**Exercise directions:**
Below are some records. Pull every line that contains the word "names".

**Record set:**
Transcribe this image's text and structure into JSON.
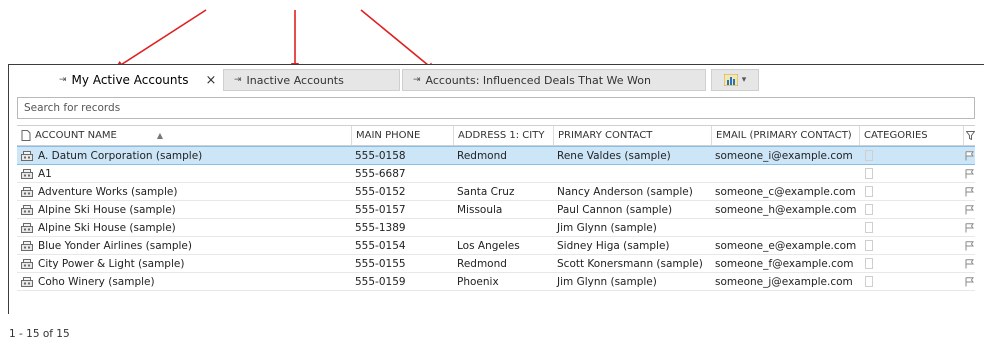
{
  "tabs": [
    {
      "label": "My Active Accounts",
      "active": true,
      "has_close": true
    },
    {
      "label": "Inactive Accounts",
      "active": false
    },
    {
      "label": "Accounts: Influenced Deals That We Won",
      "active": false
    }
  ],
  "tab_close_symbol": "×",
  "chart_button": {
    "icon": "chart-icon",
    "caret": "▾"
  },
  "search": {
    "placeholder": "Search for records"
  },
  "grid": {
    "columns": {
      "name": "ACCOUNT NAME",
      "phone": "MAIN PHONE",
      "city": "ADDRESS 1: CITY",
      "contact": "PRIMARY CONTACT",
      "email": "EMAIL (PRIMARY CONTACT)",
      "categories": "CATEGORIES"
    },
    "rows": [
      {
        "name": "A. Datum Corporation (sample)",
        "phone": "555-0158",
        "city": "Redmond",
        "contact": "Rene Valdes (sample)",
        "email": "someone_i@example.com",
        "selected": true
      },
      {
        "name": "A1",
        "phone": "555-6687",
        "city": "",
        "contact": "",
        "email": ""
      },
      {
        "name": "Adventure Works (sample)",
        "phone": "555-0152",
        "city": "Santa Cruz",
        "contact": "Nancy Anderson (sample)",
        "email": "someone_c@example.com"
      },
      {
        "name": "Alpine Ski House (sample)",
        "phone": "555-0157",
        "city": "Missoula",
        "contact": "Paul Cannon (sample)",
        "email": "someone_h@example.com"
      },
      {
        "name": "Alpine Ski House (sample)",
        "phone": "555-1389",
        "city": "",
        "contact": "Jim Glynn (sample)",
        "email": ""
      },
      {
        "name": "Blue Yonder Airlines (sample)",
        "phone": "555-0154",
        "city": "Los Angeles",
        "contact": "Sidney Higa (sample)",
        "email": "someone_e@example.com"
      },
      {
        "name": "City Power & Light (sample)",
        "phone": "555-0155",
        "city": "Redmond",
        "contact": "Scott Konersmann (sample)",
        "email": "someone_f@example.com"
      },
      {
        "name": "Coho Winery (sample)",
        "phone": "555-0159",
        "city": "Phoenix",
        "contact": "Jim Glynn (sample)",
        "email": "someone_j@example.com"
      }
    ]
  },
  "pager": {
    "text": "1 - 15 of 15"
  },
  "colors": {
    "arrow": "#e02020",
    "selected_row": "#cde6f7",
    "tab_inactive": "#e6e6e6"
  }
}
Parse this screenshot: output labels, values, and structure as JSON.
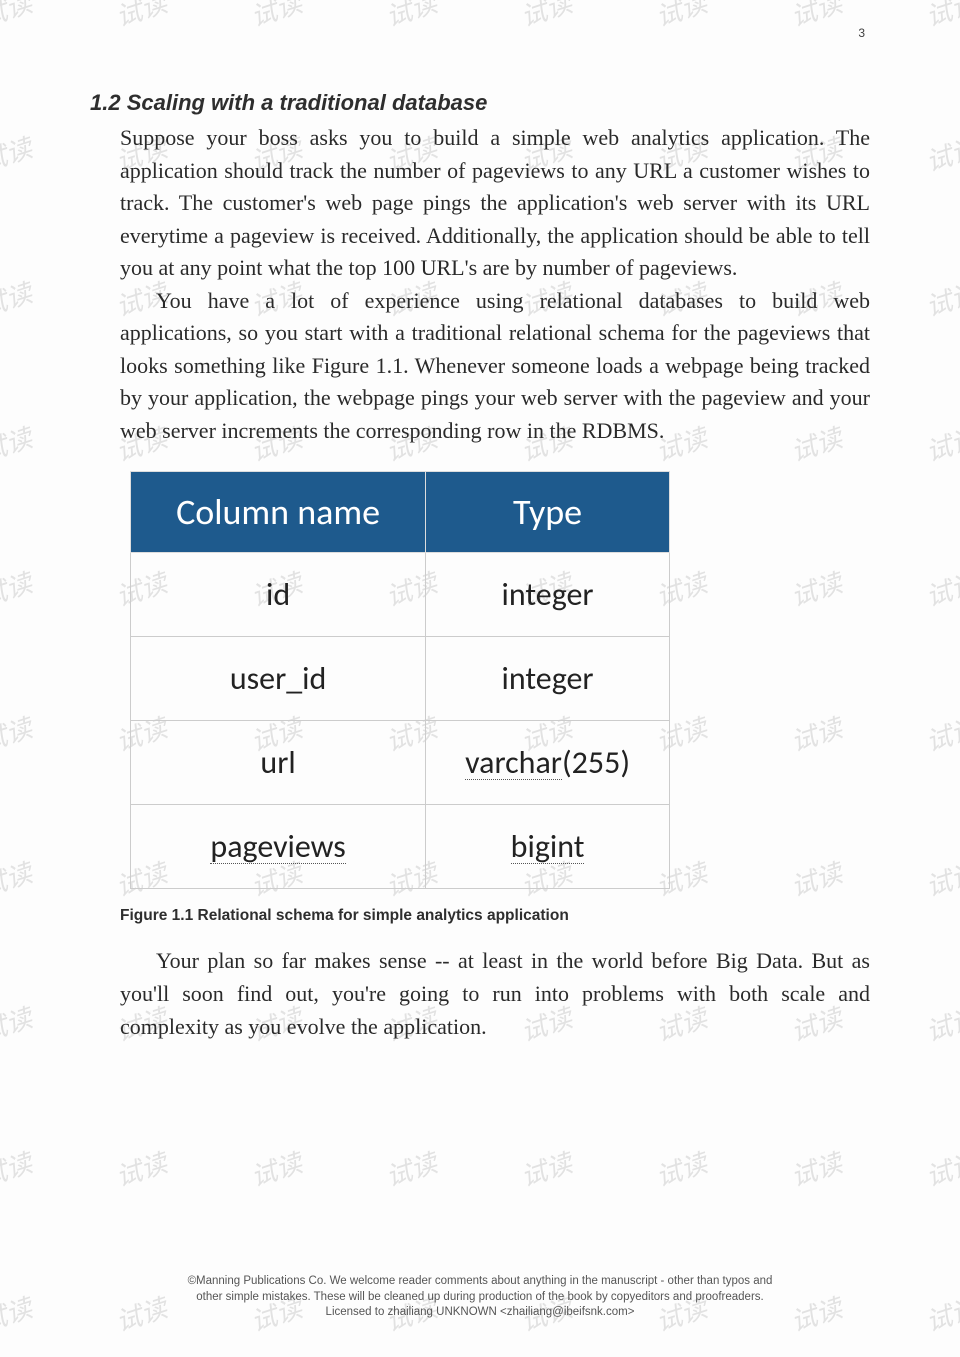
{
  "page_number": "3",
  "watermark_text": "试读",
  "heading": "1.2 Scaling with a traditional database",
  "paragraphs": {
    "p1": "Suppose your boss asks you to build a simple web analytics application. The application should track the number of pageviews to any URL a customer wishes to track. The customer's web page pings the application's web server with its URL everytime a pageview is received. Additionally, the application should be able to tell you at any point what the top 100 URL's are by number of pageviews.",
    "p2": "You have a lot of experience using relational databases to build web applications, so you start with a traditional relational schema for the pageviews that looks something like Figure 1.1. Whenever someone loads a webpage being tracked by your application, the webpage pings your web server with the pageview and your web server increments the corresponding row in the RDBMS.",
    "p3": "Your plan so far makes sense -- at least in the world before Big Data. But as you'll soon find out, you're going to run into problems with both scale and complexity as you evolve the application."
  },
  "table": {
    "headers": {
      "col1": "Column name",
      "col2": "Type"
    },
    "rows": [
      {
        "name": "id",
        "type": "integer",
        "name_underline": false,
        "type_underline": false
      },
      {
        "name": "user_id",
        "type": "integer",
        "name_underline": false,
        "type_underline": false
      },
      {
        "name": "url",
        "type_prefix": "varchar",
        "type_suffix": "(255)",
        "name_underline": false,
        "type_underline": true
      },
      {
        "name": "pageviews",
        "type": "bigint",
        "name_underline": true,
        "type_underline": true
      }
    ]
  },
  "caption": "Figure 1.1 Relational schema for simple analytics application",
  "footer": {
    "line1": "©Manning Publications Co. We welcome reader comments about anything in the manuscript - other than typos and",
    "line2": "other simple mistakes. These will be cleaned up during production of the book by copyeditors and proofreaders.",
    "line3": "Licensed to zhailiang UNKNOWN <zhailiang@ibeifsnk.com>"
  }
}
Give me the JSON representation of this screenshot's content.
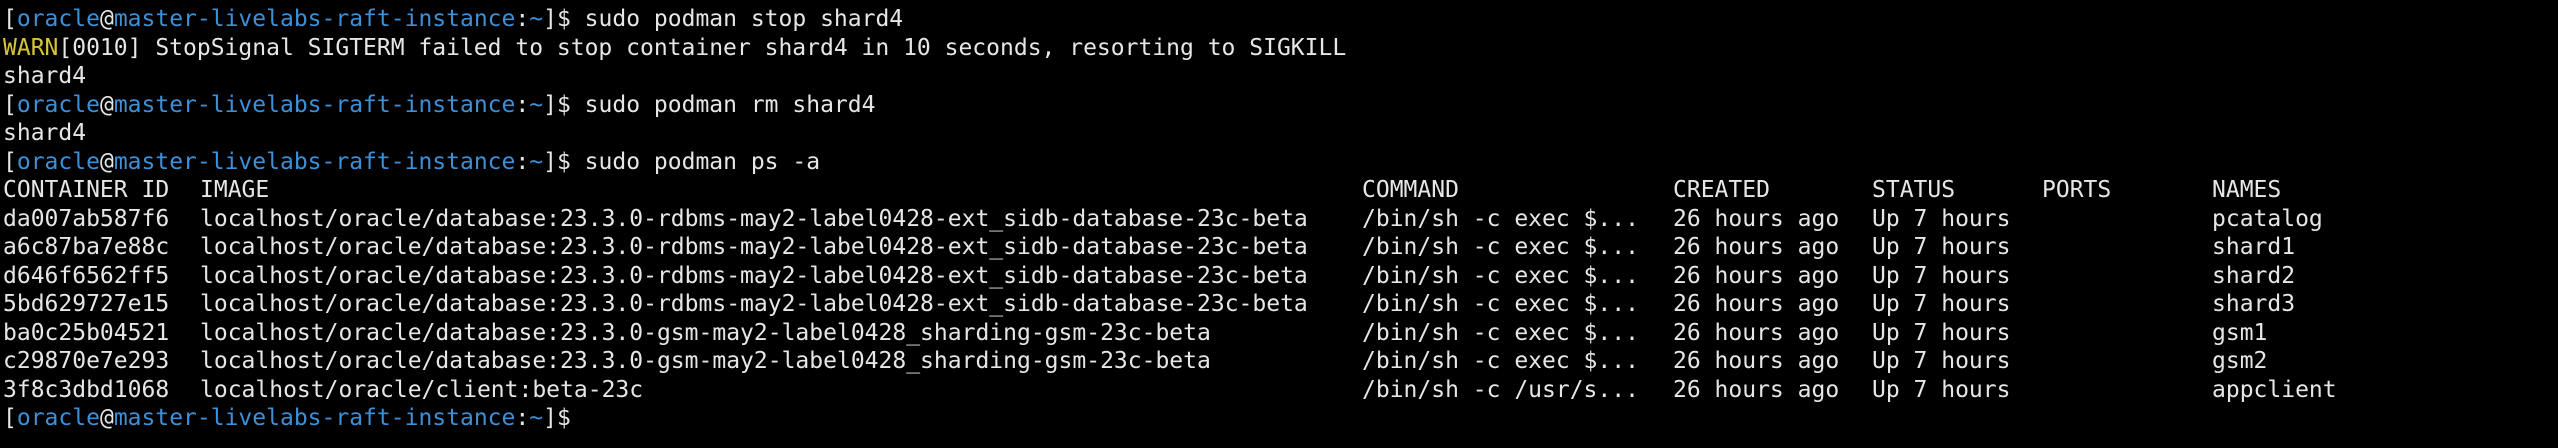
{
  "prompt": {
    "open_bracket": "[",
    "user": "oracle",
    "at": "@",
    "host": "master-livelabs-raft-instance",
    "colon": ":",
    "path": "~",
    "close_bracket": "]",
    "dollar": "$ "
  },
  "cmd1": "sudo podman stop shard4",
  "warn_label": "WARN",
  "warn_rest": "[0010] StopSignal SIGTERM failed to stop container shard4 in 10 seconds, resorting to SIGKILL",
  "out1": "shard4",
  "cmd2": "sudo podman rm shard4",
  "out2": "shard4",
  "cmd3": "sudo podman ps -a",
  "table": {
    "headers": {
      "id": "CONTAINER ID",
      "image": "IMAGE",
      "command": "COMMAND",
      "created": "CREATED",
      "status": "STATUS",
      "ports": "PORTS",
      "names": "NAMES"
    },
    "rows": [
      {
        "id": "da007ab587f6",
        "image": "localhost/oracle/database:23.3.0-rdbms-may2-label0428-ext_sidb-database-23c-beta",
        "command": "/bin/sh -c exec $...",
        "created": "26 hours ago",
        "status": "Up 7 hours",
        "ports": "",
        "names": "pcatalog"
      },
      {
        "id": "a6c87ba7e88c",
        "image": "localhost/oracle/database:23.3.0-rdbms-may2-label0428-ext_sidb-database-23c-beta",
        "command": "/bin/sh -c exec $...",
        "created": "26 hours ago",
        "status": "Up 7 hours",
        "ports": "",
        "names": "shard1"
      },
      {
        "id": "d646f6562ff5",
        "image": "localhost/oracle/database:23.3.0-rdbms-may2-label0428-ext_sidb-database-23c-beta",
        "command": "/bin/sh -c exec $...",
        "created": "26 hours ago",
        "status": "Up 7 hours",
        "ports": "",
        "names": "shard2"
      },
      {
        "id": "5bd629727e15",
        "image": "localhost/oracle/database:23.3.0-rdbms-may2-label0428-ext_sidb-database-23c-beta",
        "command": "/bin/sh -c exec $...",
        "created": "26 hours ago",
        "status": "Up 7 hours",
        "ports": "",
        "names": "shard3"
      },
      {
        "id": "ba0c25b04521",
        "image": "localhost/oracle/database:23.3.0-gsm-may2-label0428_sharding-gsm-23c-beta",
        "command": "/bin/sh -c exec $...",
        "created": "26 hours ago",
        "status": "Up 7 hours",
        "ports": "",
        "names": "gsm1"
      },
      {
        "id": "c29870e7e293",
        "image": "localhost/oracle/database:23.3.0-gsm-may2-label0428_sharding-gsm-23c-beta",
        "command": "/bin/sh -c exec $...",
        "created": "26 hours ago",
        "status": "Up 7 hours",
        "ports": "",
        "names": "gsm2"
      },
      {
        "id": "3f8c3dbd1068",
        "image": "localhost/oracle/client:beta-23c",
        "command": "/bin/sh -c /usr/s...",
        "created": "26 hours ago",
        "status": "Up 7 hours",
        "ports": "",
        "names": "appclient"
      }
    ]
  },
  "colors": {
    "background": "#000000",
    "text": "#e6e6e6",
    "prompt_blue": "#3d8fd6",
    "warn_yellow": "#d8c33a"
  }
}
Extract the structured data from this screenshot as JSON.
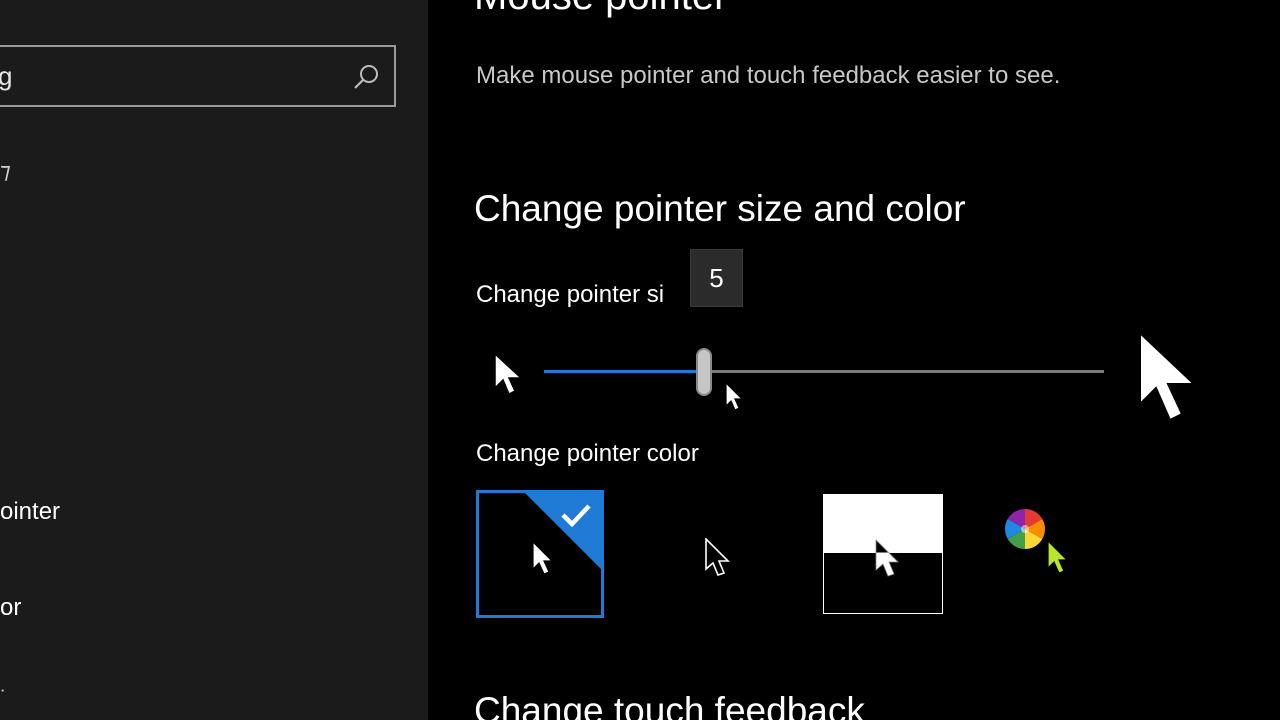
{
  "sidebar": {
    "search": {
      "value": "g"
    },
    "items": [
      {
        "label": "ointer"
      },
      {
        "label": "or"
      }
    ]
  },
  "main": {
    "page_title": "Mouse pointer",
    "description": "Make mouse pointer and touch feedback easier to see.",
    "size_section": {
      "title": "Change pointer size and color",
      "size_label": "Change pointer si",
      "tooltip_value": "5",
      "slider": {
        "value": 5,
        "min": 1,
        "max": 15
      }
    },
    "color_section": {
      "label": "Change pointer color",
      "options": [
        {
          "name": "white",
          "selected": true
        },
        {
          "name": "black",
          "selected": false
        },
        {
          "name": "inverted",
          "selected": false
        },
        {
          "name": "custom",
          "selected": false
        }
      ],
      "custom_color": "#b8e62a"
    },
    "touch_section": {
      "title": "Change touch feedback"
    }
  },
  "colors": {
    "accent": "#1f7ad6",
    "sidebar_bg": "#1b1b1b",
    "main_bg": "#000000"
  }
}
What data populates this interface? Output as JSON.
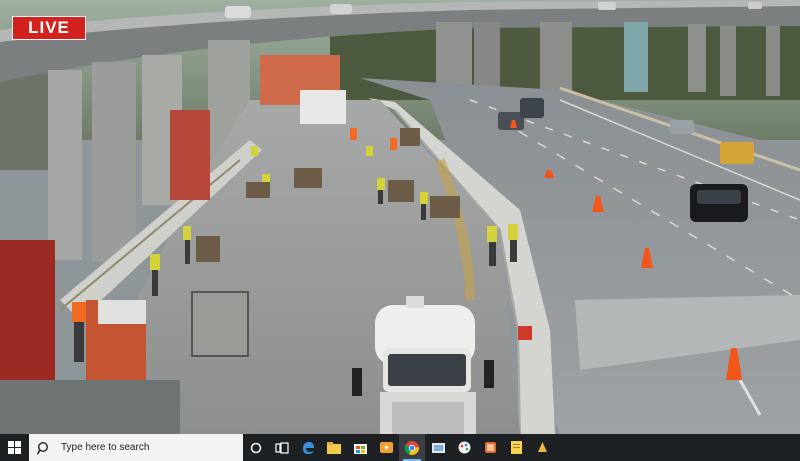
{
  "overlay": {
    "live_label": "LIVE"
  },
  "taskbar": {
    "search_placeholder": "Type here to search",
    "apps": [
      {
        "name": "cortana-icon"
      },
      {
        "name": "task-view-icon"
      },
      {
        "name": "edge-icon"
      },
      {
        "name": "file-explorer-icon"
      },
      {
        "name": "store-icon"
      },
      {
        "name": "media-app-icon"
      },
      {
        "name": "chrome-icon",
        "active": true
      },
      {
        "name": "photos-icon"
      },
      {
        "name": "paint-icon"
      },
      {
        "name": "snip-icon"
      },
      {
        "name": "notes-icon"
      },
      {
        "name": "app-icon"
      }
    ]
  },
  "colors": {
    "live_badge": "#d3211d",
    "taskbar": "#1e2124",
    "search_box": "#f3f3f3"
  }
}
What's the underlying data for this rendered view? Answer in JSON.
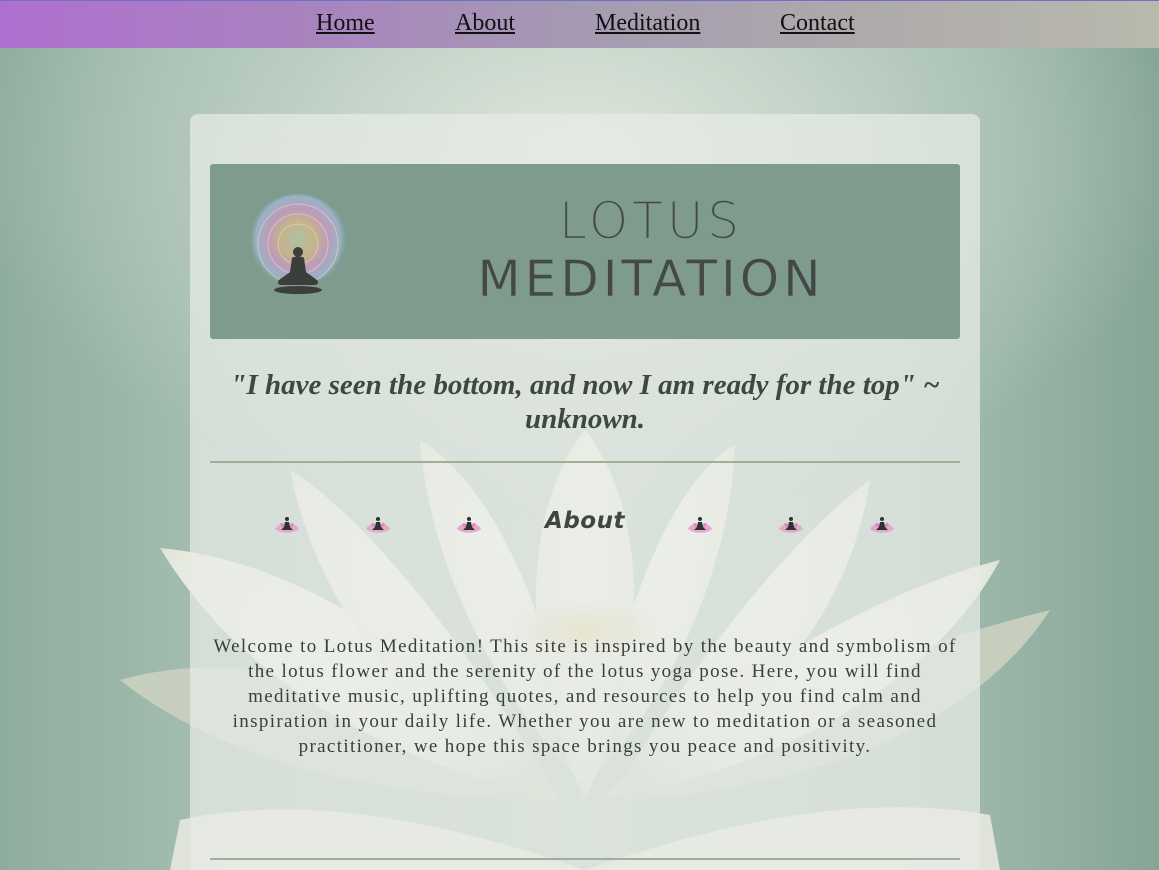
{
  "nav": {
    "items": [
      {
        "label": "Home"
      },
      {
        "label": "About"
      },
      {
        "label": "Meditation"
      },
      {
        "label": "Contact"
      }
    ]
  },
  "banner": {
    "title_line1": "LOTUS",
    "title_line2": "MEDITATION",
    "logo_icon": "meditating-figure-mandala-icon"
  },
  "quote": {
    "text": "\"I have seen the bottom, and now I am ready for the top\" ~ unknown."
  },
  "about": {
    "heading": "About",
    "decoration_icon": "lotus-meditation-icon",
    "body": "Welcome to Lotus Meditation! This site is inspired by the beauty and symbolism of the lotus flower and the serenity of the lotus yoga pose. Here, you will find meditative music, uplifting quotes, and resources to help you find calm and inspiration in your daily life. Whether you are new to meditation or a seasoned practitioner, we hope this space brings you peace and positivity."
  },
  "colors": {
    "nav_gradient_start": "#b06fd0",
    "nav_gradient_end": "#b9b9ad",
    "banner_bg": "#7e9b8d",
    "text_dark": "#3f4741",
    "rule": "#9eae97"
  }
}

**Worked solution:**
      "names": "NAMES"
        "names": "pcatalog"
        "names": "shard1"
        "names": "shard2"
        "names": "shard3"
        "names": "gsm1"
        "names": "gsm2"
        "names": "appclient"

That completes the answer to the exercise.